**DOCUMENT EXCERPT:**
###

I was always so protective of him in the market. I would hold his arm or put my arm on his back. I was clingy too. I often put my head on his shoulder. Sometimes, many times, I took him for granted, but most of the time, I was fully aware that I wouldn’t have him forever.
Sometimes we would go to Sari Salon and he would get a massage. Sometimes I went with him to his barber for 30 years, Houdini. He always went to the same barbershop and only wanted the same barber, Pak Maman.
Sometimes we would go to the banks. Banks are boring, but I enjoyed going to the bank with Dad. I would lean to him and put my head on his shoulder. Sometimes he would go from one ATM to another, paying bills or taking some cash.
Sometimes we would go to the mall, usually when he needed something for his gadget. We often went to ITC BSD, a place that I would never visit if I wasn’t with him. I hate that place. He would look for a new phone, or new phone accessories, or fix his phone. Sometimes he looked for new t-shirts too. Before Netflix, we also used to spend a lot of time looking for DVD’s.
Sometimes we would go to Gramedia and spend hours there, looking for books or just window shopping. Books about Java and its history always attracted him. He loved buying me books too.
When he was done with all the tasks he needed to get done with, he would ask me, “Kamu perlu ke mana lagi?” and I usually didn’t need to go anywhere else, so we would just go home. Sometimes we stopped at Total Buah on the way home. We would drink some juice or eat Tahu Gejrot, or again, buy some snacks for the football game.
When we got home, if we hadn’t had lunch yet, we would have lunch. If we had had lunch outside, we would just take a shower. He would sit at the dining table for a long time. He would check on his plans, check the ones he had done, and then he would spend more time on his phone. He usually watched a video and it usually annoyed me. I would just leave him and go upstairs.
Dad would spend hours at the dining table, looking at his phone. He would fall asleep and wake up when the phone fell off his hand, then he would look at his phone again and fall asleep again. After hours, he would finally go to the bathroom and take a shower. It would take him at least one and a half hours to shower. He would make such a loud noise, gagging, coughing, and clearing his throat.

###

**EXTRACTED MATERIAL:**
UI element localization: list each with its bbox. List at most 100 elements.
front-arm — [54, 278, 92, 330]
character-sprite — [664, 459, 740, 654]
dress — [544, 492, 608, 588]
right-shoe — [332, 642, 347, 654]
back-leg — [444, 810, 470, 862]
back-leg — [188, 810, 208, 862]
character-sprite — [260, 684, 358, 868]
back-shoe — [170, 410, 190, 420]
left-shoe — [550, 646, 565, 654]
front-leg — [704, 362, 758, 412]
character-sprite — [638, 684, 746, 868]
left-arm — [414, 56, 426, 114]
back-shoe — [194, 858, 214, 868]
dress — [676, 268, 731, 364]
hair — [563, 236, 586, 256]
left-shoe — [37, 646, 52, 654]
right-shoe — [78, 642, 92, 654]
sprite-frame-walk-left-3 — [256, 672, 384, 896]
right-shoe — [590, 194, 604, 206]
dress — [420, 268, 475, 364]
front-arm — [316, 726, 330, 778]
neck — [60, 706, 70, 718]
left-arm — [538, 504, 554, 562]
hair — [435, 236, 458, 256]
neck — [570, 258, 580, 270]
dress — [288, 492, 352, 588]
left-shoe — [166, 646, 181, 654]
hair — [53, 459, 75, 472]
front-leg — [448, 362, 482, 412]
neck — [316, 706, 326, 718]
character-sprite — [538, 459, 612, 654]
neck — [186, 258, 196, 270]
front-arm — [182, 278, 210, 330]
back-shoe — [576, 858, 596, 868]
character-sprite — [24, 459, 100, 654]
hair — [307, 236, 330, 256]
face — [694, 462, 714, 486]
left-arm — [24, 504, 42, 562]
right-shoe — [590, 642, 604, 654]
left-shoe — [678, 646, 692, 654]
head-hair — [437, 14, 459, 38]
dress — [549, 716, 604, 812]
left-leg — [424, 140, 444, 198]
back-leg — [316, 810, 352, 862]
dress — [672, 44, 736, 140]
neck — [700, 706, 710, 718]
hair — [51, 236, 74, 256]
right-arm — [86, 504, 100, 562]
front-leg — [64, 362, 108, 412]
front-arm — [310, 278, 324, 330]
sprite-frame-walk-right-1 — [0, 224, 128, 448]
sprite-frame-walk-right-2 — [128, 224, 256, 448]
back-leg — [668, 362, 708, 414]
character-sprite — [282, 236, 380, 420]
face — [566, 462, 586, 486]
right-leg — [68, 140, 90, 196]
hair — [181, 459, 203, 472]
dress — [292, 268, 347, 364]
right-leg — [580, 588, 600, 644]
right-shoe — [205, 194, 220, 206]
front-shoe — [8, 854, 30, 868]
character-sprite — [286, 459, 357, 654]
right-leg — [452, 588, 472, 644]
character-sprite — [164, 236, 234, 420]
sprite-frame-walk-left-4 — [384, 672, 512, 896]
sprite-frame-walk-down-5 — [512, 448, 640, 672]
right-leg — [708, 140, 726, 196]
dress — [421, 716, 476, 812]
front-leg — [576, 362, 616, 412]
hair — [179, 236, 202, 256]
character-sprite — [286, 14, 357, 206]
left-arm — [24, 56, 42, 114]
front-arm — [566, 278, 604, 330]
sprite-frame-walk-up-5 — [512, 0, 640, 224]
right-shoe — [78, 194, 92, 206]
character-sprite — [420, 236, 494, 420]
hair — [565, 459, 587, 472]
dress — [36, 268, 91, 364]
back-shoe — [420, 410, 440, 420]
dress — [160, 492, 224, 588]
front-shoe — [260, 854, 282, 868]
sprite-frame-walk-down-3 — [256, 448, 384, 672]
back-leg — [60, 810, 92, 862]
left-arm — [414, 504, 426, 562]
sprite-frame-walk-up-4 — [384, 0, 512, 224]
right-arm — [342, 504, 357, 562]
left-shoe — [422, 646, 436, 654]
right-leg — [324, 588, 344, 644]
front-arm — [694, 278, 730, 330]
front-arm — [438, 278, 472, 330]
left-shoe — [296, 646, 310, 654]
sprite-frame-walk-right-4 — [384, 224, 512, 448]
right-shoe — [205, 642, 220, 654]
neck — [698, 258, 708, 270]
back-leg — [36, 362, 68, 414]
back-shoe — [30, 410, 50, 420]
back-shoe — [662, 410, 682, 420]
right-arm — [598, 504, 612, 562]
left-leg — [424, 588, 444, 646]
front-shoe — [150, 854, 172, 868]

###

**TASK DETAILS:**
Extend the passage about the narrator's days with Dad, picking up after its final sentence.

**EXERCISE OUTPUT:**
When he emerged from the bathroom, he would smell so good. We would be able to smell his aftershave from afar.
We would have dinner together. Sometimes he took a shower after dinner, sometimes he didn’t eat dinner because he was still full from lunch. When we had dinner together, we would have more conversations, just like breakfast and lunch. If we were about to watch a football game, we would talk about the game. We would talk about the position of each team and how many points they needed to make in this game. We would analyse the probability of both teams to get to the next stage. He would ask me, “Mas Andre apa komentarnya?” or he would just tell me what Mas Andre told him.
Sometimes, when we weren’t watching football games, we would watch a movie. We mostly watched horror movies. We loved horror movies, but most horror movies were lame and not scary at all. We mostly ended up with a huge disappointment. We liked dramas too, but only the good ones.
Sometimes we would just talk the whole night. I would come to his room and we would just talk. Sometimes I asked him about his childhood. He had a lot of very interesting stories from his childhood. Sometimes we could talk until it was very late. Sometimes we talked until 2 or 3 in the morning!
When I got up, he would ask, “Udah mau tidur?” and then he said, “Ya, selamat tidur.”
I would kiss his head and say good night too. “Selamat tidur, Ayah.”